**Given request:**
Your answer should be one number: the count of lines in these entries that hold the word "JSON".
----
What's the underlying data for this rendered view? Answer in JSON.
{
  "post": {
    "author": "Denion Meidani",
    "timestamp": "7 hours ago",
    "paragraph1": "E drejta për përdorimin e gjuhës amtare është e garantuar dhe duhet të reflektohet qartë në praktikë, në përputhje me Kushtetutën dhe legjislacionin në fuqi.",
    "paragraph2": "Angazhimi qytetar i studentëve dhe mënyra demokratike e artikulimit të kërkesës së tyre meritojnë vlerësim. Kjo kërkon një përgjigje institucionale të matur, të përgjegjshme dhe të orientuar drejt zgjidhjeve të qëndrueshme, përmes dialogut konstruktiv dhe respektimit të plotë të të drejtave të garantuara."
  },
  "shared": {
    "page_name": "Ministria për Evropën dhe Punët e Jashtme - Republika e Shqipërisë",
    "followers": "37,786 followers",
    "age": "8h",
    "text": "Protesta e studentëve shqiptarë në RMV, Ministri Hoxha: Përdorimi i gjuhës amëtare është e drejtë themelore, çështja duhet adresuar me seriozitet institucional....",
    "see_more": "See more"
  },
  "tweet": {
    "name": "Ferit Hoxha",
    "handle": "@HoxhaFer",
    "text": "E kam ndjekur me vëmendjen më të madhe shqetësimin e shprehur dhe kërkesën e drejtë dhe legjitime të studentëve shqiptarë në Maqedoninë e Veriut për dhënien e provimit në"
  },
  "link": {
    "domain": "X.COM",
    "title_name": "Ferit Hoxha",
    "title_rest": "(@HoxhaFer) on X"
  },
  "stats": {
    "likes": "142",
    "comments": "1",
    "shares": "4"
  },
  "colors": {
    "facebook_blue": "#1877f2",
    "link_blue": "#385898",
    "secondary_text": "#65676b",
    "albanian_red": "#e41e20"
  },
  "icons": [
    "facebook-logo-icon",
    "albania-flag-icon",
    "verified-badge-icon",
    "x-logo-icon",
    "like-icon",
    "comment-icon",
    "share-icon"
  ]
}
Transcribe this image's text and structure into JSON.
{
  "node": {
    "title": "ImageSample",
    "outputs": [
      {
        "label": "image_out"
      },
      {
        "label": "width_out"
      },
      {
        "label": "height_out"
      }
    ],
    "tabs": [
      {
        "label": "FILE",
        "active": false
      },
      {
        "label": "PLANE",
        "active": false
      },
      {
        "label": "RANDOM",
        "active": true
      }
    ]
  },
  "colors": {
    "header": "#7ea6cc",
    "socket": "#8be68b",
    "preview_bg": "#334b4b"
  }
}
----
**Output:**
2